AIM: Copy every line in the records below that contains the word "Count".

RECORDS PROVIDED:
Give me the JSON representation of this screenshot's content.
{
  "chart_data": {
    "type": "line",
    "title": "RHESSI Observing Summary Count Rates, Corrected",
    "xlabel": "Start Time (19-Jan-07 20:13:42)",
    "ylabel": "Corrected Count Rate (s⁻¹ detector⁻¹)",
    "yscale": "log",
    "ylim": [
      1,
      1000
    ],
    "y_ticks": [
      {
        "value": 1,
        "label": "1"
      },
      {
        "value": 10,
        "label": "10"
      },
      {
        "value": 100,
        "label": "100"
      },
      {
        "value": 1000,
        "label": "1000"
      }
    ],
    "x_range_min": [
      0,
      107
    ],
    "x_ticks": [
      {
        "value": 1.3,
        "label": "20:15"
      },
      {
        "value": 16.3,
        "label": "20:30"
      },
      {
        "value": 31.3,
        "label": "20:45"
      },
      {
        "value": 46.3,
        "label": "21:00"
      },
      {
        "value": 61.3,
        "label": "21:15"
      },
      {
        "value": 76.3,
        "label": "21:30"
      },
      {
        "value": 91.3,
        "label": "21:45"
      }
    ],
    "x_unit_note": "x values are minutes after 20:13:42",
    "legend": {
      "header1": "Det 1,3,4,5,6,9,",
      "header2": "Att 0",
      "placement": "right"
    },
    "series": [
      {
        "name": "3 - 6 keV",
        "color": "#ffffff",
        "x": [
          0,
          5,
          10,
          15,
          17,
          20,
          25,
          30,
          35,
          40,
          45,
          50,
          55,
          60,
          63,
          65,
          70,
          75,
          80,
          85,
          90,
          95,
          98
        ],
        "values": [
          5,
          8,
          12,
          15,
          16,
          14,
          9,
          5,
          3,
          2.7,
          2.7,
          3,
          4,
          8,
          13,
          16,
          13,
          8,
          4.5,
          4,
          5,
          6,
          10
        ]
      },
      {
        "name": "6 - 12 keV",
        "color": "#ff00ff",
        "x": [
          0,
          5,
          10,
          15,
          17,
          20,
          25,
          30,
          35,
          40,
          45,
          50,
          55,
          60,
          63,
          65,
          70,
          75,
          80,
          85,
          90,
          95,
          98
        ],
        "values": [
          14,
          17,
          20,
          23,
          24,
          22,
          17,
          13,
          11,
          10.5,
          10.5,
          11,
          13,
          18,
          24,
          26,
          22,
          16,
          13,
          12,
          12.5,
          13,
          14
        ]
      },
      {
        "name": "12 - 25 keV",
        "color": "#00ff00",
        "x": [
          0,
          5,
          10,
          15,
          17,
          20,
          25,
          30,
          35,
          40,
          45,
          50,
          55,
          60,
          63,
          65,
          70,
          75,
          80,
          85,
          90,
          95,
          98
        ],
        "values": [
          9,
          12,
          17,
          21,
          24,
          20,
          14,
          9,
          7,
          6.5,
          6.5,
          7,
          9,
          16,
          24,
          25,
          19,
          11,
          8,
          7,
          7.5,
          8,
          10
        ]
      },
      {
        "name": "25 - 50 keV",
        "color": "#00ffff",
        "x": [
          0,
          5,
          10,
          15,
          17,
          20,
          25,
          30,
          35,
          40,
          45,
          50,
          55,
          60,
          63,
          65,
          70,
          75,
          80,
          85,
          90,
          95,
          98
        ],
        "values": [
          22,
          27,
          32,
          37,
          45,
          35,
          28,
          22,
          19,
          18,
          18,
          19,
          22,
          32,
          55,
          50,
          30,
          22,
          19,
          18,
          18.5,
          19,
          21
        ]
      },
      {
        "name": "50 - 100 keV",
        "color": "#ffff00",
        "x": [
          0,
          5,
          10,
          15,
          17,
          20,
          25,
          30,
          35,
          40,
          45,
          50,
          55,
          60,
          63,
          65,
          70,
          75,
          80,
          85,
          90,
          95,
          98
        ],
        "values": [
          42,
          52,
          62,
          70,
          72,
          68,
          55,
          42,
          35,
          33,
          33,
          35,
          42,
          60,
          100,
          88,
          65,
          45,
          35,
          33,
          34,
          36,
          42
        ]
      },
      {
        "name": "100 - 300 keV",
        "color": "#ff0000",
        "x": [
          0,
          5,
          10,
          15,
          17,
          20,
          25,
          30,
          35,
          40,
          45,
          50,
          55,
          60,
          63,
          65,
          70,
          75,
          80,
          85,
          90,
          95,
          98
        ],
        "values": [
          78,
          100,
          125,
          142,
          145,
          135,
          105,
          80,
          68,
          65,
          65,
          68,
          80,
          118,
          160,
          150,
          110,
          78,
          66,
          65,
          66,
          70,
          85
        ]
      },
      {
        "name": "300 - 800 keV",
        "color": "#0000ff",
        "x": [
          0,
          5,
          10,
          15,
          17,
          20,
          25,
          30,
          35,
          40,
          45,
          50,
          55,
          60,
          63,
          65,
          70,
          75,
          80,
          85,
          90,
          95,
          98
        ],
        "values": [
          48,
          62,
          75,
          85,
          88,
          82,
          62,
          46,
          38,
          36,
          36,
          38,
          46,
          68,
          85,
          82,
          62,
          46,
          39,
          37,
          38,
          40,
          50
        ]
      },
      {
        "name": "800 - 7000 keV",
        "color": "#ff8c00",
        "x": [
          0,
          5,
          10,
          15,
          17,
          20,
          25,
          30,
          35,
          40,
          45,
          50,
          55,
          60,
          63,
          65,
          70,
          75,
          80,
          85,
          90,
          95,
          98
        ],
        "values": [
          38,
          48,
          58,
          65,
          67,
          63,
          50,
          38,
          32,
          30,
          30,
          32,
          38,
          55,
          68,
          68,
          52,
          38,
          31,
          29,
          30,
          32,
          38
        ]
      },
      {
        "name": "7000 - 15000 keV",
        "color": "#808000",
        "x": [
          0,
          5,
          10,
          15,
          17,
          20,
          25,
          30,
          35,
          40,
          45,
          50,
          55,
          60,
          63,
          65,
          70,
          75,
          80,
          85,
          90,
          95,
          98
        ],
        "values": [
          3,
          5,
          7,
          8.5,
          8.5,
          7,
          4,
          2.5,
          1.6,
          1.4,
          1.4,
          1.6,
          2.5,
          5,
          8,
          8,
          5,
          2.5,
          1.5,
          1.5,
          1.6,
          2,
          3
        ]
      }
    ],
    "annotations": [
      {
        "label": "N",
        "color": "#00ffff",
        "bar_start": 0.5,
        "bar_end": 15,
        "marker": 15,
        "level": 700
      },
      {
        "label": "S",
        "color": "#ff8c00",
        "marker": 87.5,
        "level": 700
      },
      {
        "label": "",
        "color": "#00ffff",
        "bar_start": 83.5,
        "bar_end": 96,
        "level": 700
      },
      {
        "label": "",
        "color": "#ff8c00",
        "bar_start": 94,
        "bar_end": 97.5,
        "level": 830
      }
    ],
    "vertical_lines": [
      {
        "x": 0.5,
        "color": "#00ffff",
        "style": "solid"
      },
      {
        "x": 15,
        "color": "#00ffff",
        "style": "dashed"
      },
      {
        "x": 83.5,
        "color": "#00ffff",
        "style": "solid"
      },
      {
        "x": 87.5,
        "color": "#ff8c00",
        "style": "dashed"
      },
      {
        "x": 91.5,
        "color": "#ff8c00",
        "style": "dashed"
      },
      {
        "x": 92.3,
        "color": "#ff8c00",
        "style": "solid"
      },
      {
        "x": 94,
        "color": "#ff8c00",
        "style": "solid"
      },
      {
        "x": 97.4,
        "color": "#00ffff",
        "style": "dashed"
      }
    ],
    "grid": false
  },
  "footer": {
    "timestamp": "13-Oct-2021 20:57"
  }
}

RESULT OF THIS TASK:
    "title": "RHESSI Observing Summary Count Rates, Corrected",
    "ylabel": "Corrected Count Rate (s⁻¹ detector⁻¹)",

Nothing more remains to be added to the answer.